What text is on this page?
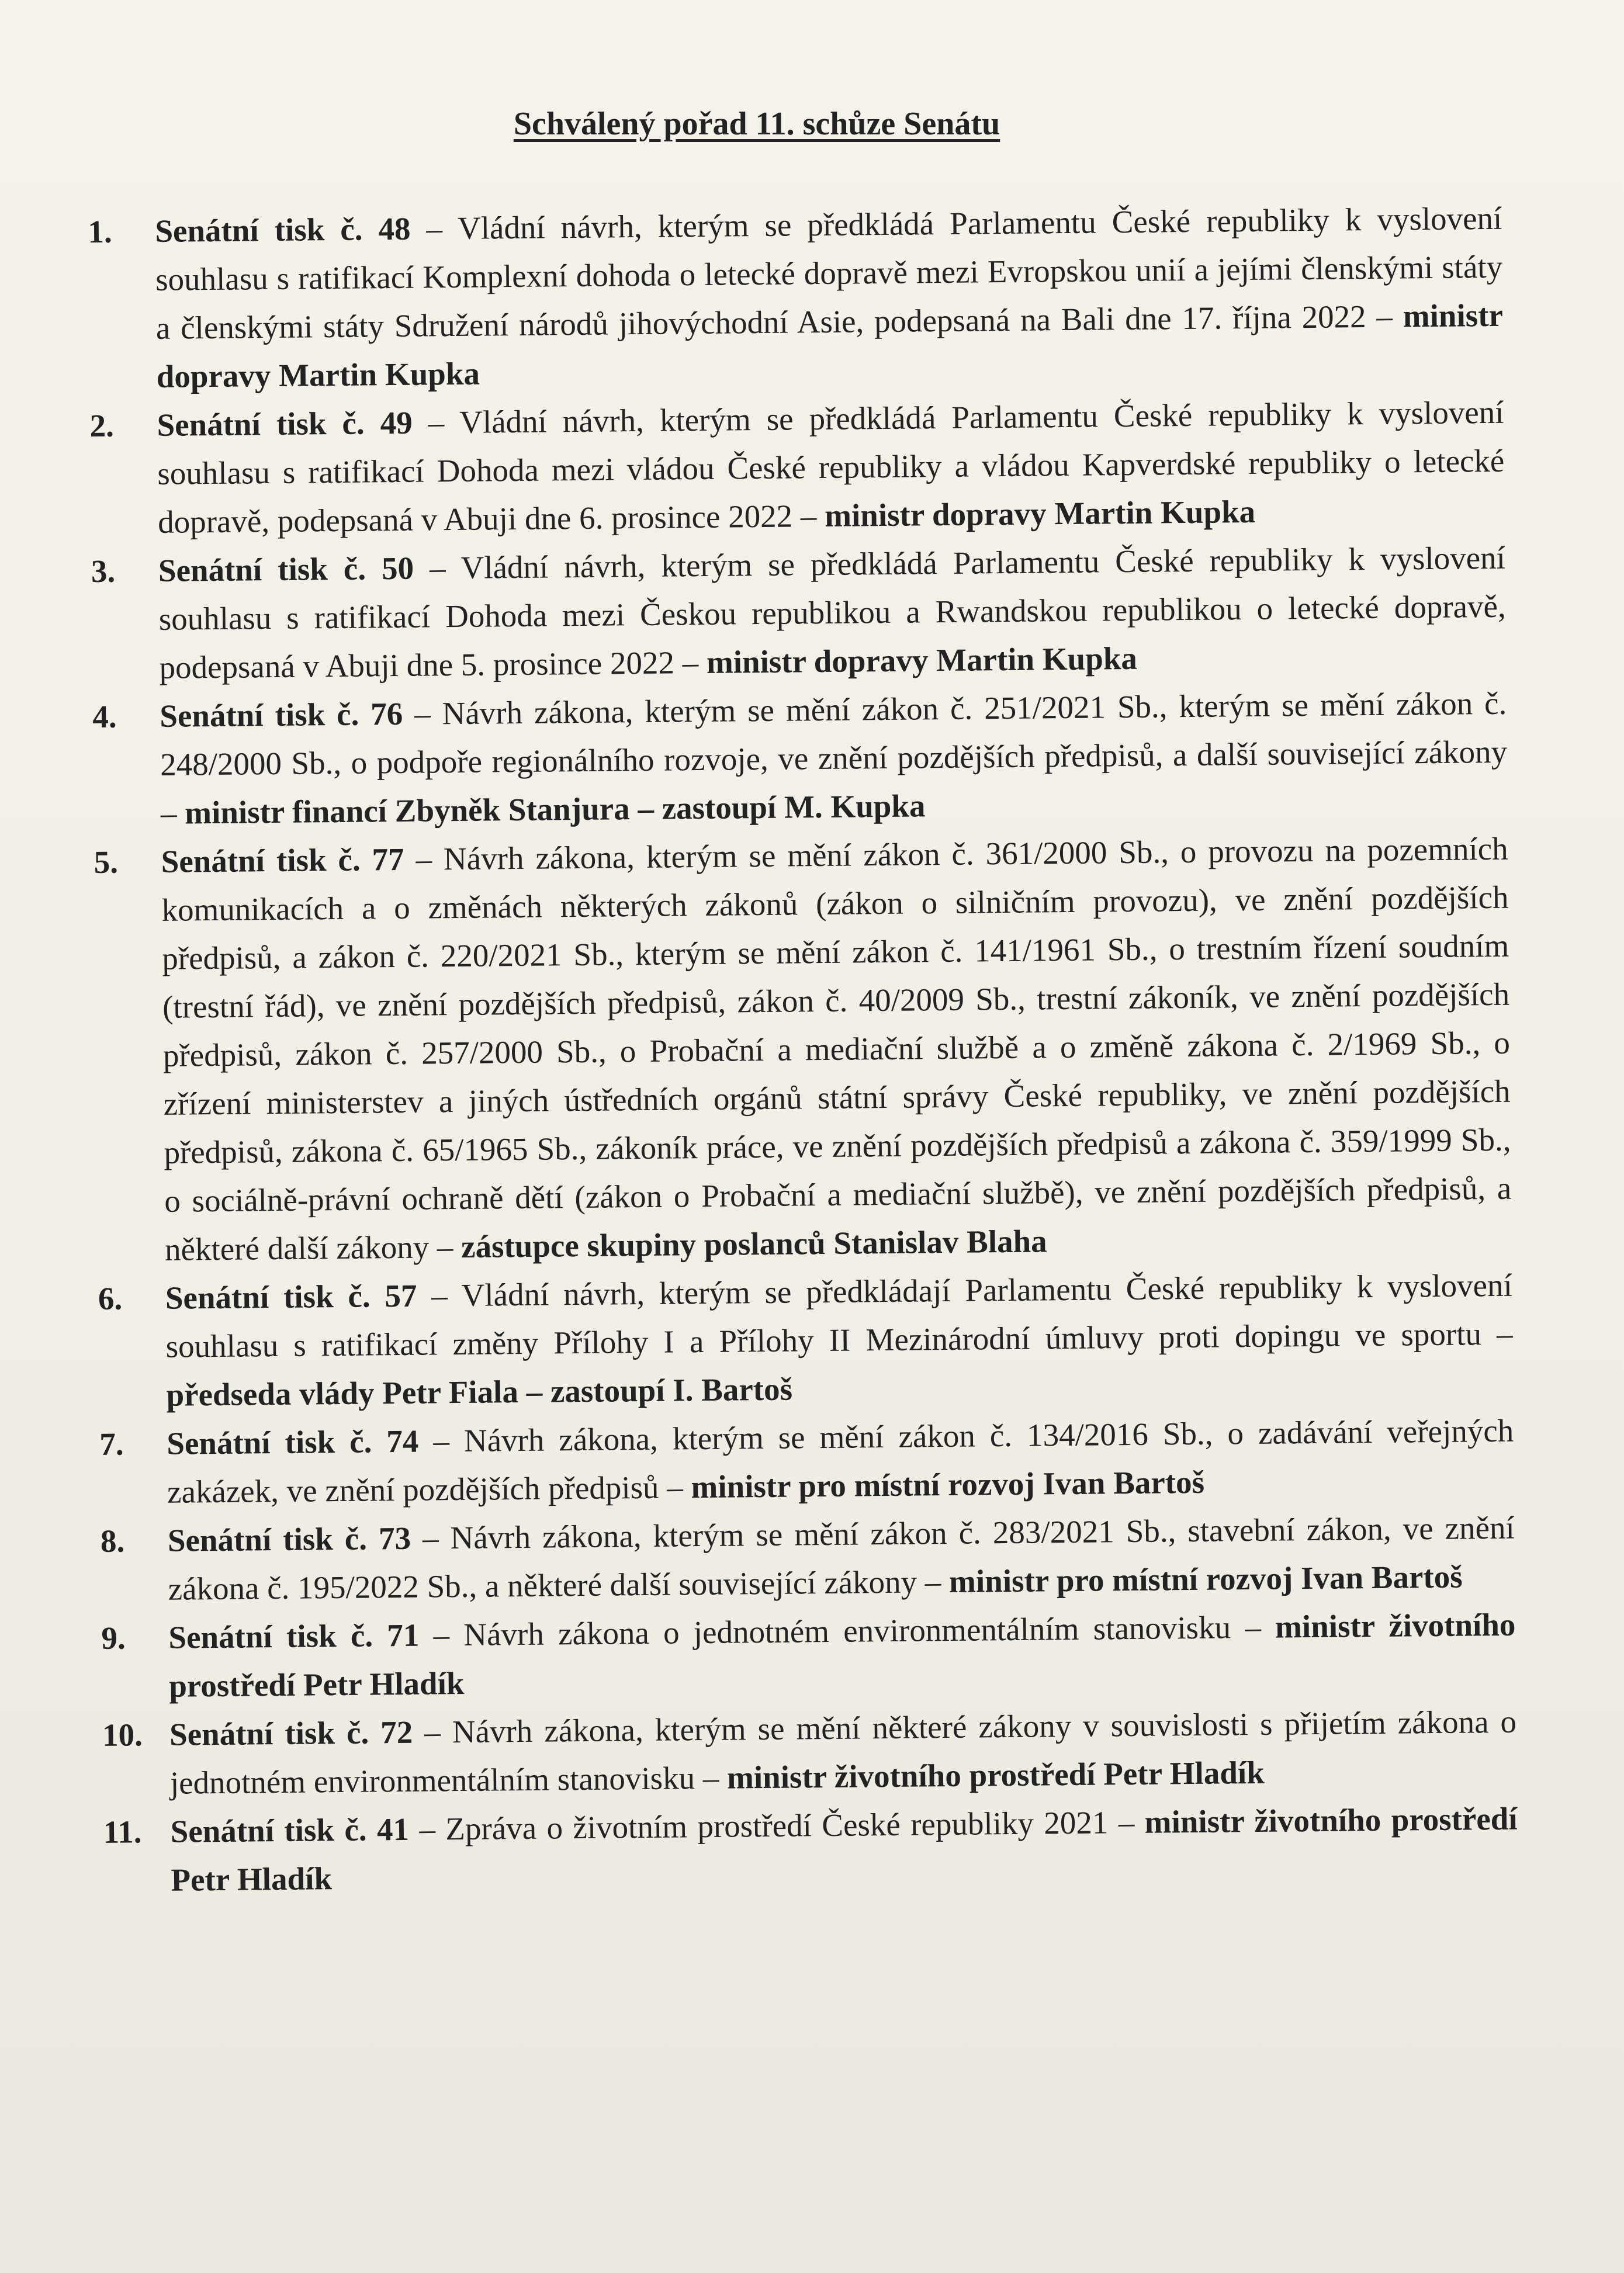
Schválený pořad 11. schůze Senátu
1.	Senátní tisk č. 48 – Vládní návrh, kterým se předkládá Parlamentu České republiky k vyslovení souhlasu s ratifikací Komplexní dohoda o letecké dopravě mezi Evropskou unií a jejími členskými státy a členskými státy Sdružení národů jihovýchodní Asie, podepsaná na Bali dne 17. října 2022 – ministr dopravy Martin Kupka
2.	Senátní tisk č. 49 – Vládní návrh, kterým se předkládá Parlamentu České republiky k vyslovení souhlasu s ratifikací Dohoda mezi vládou České republiky a vládou Kapverdské republiky o letecké dopravě, podepsaná v Abuji dne 6. prosince 2022 – ministr dopravy Martin Kupka
3.	Senátní tisk č. 50 – Vládní návrh, kterým se předkládá Parlamentu České republiky k vyslovení souhlasu s ratifikací Dohoda mezi Českou republikou a Rwandskou republikou o letecké dopravě, podepsaná v Abuji dne 5. prosince 2022 – ministr dopravy Martin Kupka
4.	Senátní tisk č. 76 – Návrh zákona, kterým se mění zákon č. 251/2021 Sb., kterým se mění zákon č. 248/2000 Sb., o podpoře regionálního rozvoje, ve znění pozdějších předpisů, a další související zákony – ministr financí Zbyněk Stanjura – zastoupí M. Kupka
5.	Senátní tisk č. 77 – Návrh zákona, kterým se mění zákon č. 361/2000 Sb., o provozu na pozemních komunikacích a o změnách některých zákonů (zákon o silničním provozu), ve znění pozdějších předpisů, a zákon č. 220/2021 Sb., kterým se mění zákon č. 141/1961 Sb., o trestním řízení soudním (trestní řád), ve znění pozdějších předpisů, zákon č. 40/2009 Sb., trestní zákoník, ve znění pozdějších předpisů, zákon č. 257/2000 Sb., o Probační a mediační službě a o změně zákona č. 2/1969 Sb., o zřízení ministerstev a jiných ústředních orgánů státní správy České republiky, ve znění pozdějších předpisů, zákona č. 65/1965 Sb., zákoník práce, ve znění pozdějších předpisů a zákona č. 359/1999 Sb., o sociálně-právní ochraně dětí (zákon o Probační a mediační službě), ve znění pozdějších předpisů, a některé další zákony – zástupce skupiny poslanců Stanislav Blaha
6.	Senátní tisk č. 57 – Vládní návrh, kterým se předkládají Parlamentu České republiky k vyslovení souhlasu s ratifikací změny Přílohy I a Přílohy II Mezinárodní úmluvy proti dopingu ve sportu – předseda vlády Petr Fiala – zastoupí I. Bartoš
7.	Senátní tisk č. 74 – Návrh zákona, kterým se mění zákon č. 134/2016 Sb., o zadávání veřejných zakázek, ve znění pozdějších předpisů – ministr pro místní rozvoj Ivan Bartoš
8.	Senátní tisk č. 73 – Návrh zákona, kterým se mění zákon č. 283/2021 Sb., stavební zákon, ve znění zákona č. 195/2022 Sb., a některé další související zákony – ministr pro místní rozvoj Ivan Bartoš
9.	Senátní tisk č. 71 – Návrh zákona o jednotném environmentálním stanovisku – ministr životního prostředí Petr Hladík
10. Senátní tisk č. 72 – Návrh zákona, kterým se mění některé zákony v souvislosti s přijetím zákona o jednotném environmentálním stanovisku – ministr životního prostředí Petr Hladík
11. Senátní tisk č. 41 – Zpráva o životním prostředí České republiky 2021 – ministr životního prostředí Petr Hladík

════════════════════

### WORK TO DO
Restate each entry word for word, leaving out any pictures.

### SOLUTION FOR THIS TASK
What text is on this page?
Schválený pořad 11. schůze Senátu
1.	Senátní tisk č. 48 – Vládní návrh, kterým se předkládá Parlamentu České republiky k vyslovení souhlasu s ratifikací Komplexní dohoda o letecké dopravě mezi Evropskou unií a jejími členskými státy a členskými státy Sdružení národů jihovýchodní Asie, podepsaná na Bali dne 17. října 2022 – ministr dopravy Martin Kupka
2.	Senátní tisk č. 49 – Vládní návrh, kterým se předkládá Parlamentu České republiky k vyslovení souhlasu s ratifikací Dohoda mezi vládou České republiky a vládou Kapverdské republiky o letecké dopravě, podepsaná v Abuji dne 6. prosince 2022 – ministr dopravy Martin Kupka
3.	Senátní tisk č. 50 – Vládní návrh, kterým se předkládá Parlamentu České republiky k vyslovení souhlasu s ratifikací Dohoda mezi Českou republikou a Rwandskou republikou o letecké dopravě, podepsaná v Abuji dne 5. prosince 2022 – ministr dopravy Martin Kupka
4.	Senátní tisk č. 76 – Návrh zákona, kterým se mění zákon č. 251/2021 Sb., kterým se mění zákon č. 248/2000 Sb., o podpoře regionálního rozvoje, ve znění pozdějších předpisů, a další související zákony – ministr financí Zbyněk Stanjura – zastoupí M. Kupka
5.	Senátní tisk č. 77 – Návrh zákona, kterým se mění zákon č. 361/2000 Sb., o provozu na pozemních komunikacích a o změnách některých zákonů (zákon o silničním provozu), ve znění pozdějších předpisů, a zákon č. 220/2021 Sb., kterým se mění zákon č. 141/1961 Sb., o trestním řízení soudním (trestní řád), ve znění pozdějších předpisů, zákon č. 40/2009 Sb., trestní zákoník, ve znění pozdějších předpisů, zákon č. 257/2000 Sb., o Probační a mediační službě a o změně zákona č. 2/1969 Sb., o zřízení ministerstev a jiných ústředních orgánů státní správy České republiky, ve znění pozdějších předpisů, zákona č. 65/1965 Sb., zákoník práce, ve znění pozdějších předpisů a zákona č. 359/1999 Sb., o sociálně-právní ochraně dětí (zákon o Probační a mediační službě), ve znění pozdějších předpisů, a některé další zákony – zástupce skupiny poslanců Stanislav Blaha
6.	Senátní tisk č. 57 – Vládní návrh, kterým se předkládají Parlamentu České republiky k vyslovení souhlasu s ratifikací změny Přílohy I a Přílohy II Mezinárodní úmluvy proti dopingu ve sportu – předseda vlády Petr Fiala – zastoupí I. Bartoš
7.	Senátní tisk č. 74 – Návrh zákona, kterým se mění zákon č. 134/2016 Sb., o zadávání veřejných zakázek, ve znění pozdějších předpisů – ministr pro místní rozvoj Ivan Bartoš
8.	Senátní tisk č. 73 – Návrh zákona, kterým se mění zákon č. 283/2021 Sb., stavební zákon, ve znění zákona č. 195/2022 Sb., a některé další související zákony – ministr pro místní rozvoj Ivan Bartoš
9.	Senátní tisk č. 71 – Návrh zákona o jednotném environmentálním stanovisku – ministr životního prostředí Petr Hladík
10. Senátní tisk č. 72 – Návrh zákona, kterým se mění některé zákony v souvislosti s přijetím zákona o jednotném environmentálním stanovisku – ministr životního prostředí Petr Hladík
11. Senátní tisk č. 41 – Zpráva o životním prostředí České republiky 2021 – ministr životního prostředí Petr Hladík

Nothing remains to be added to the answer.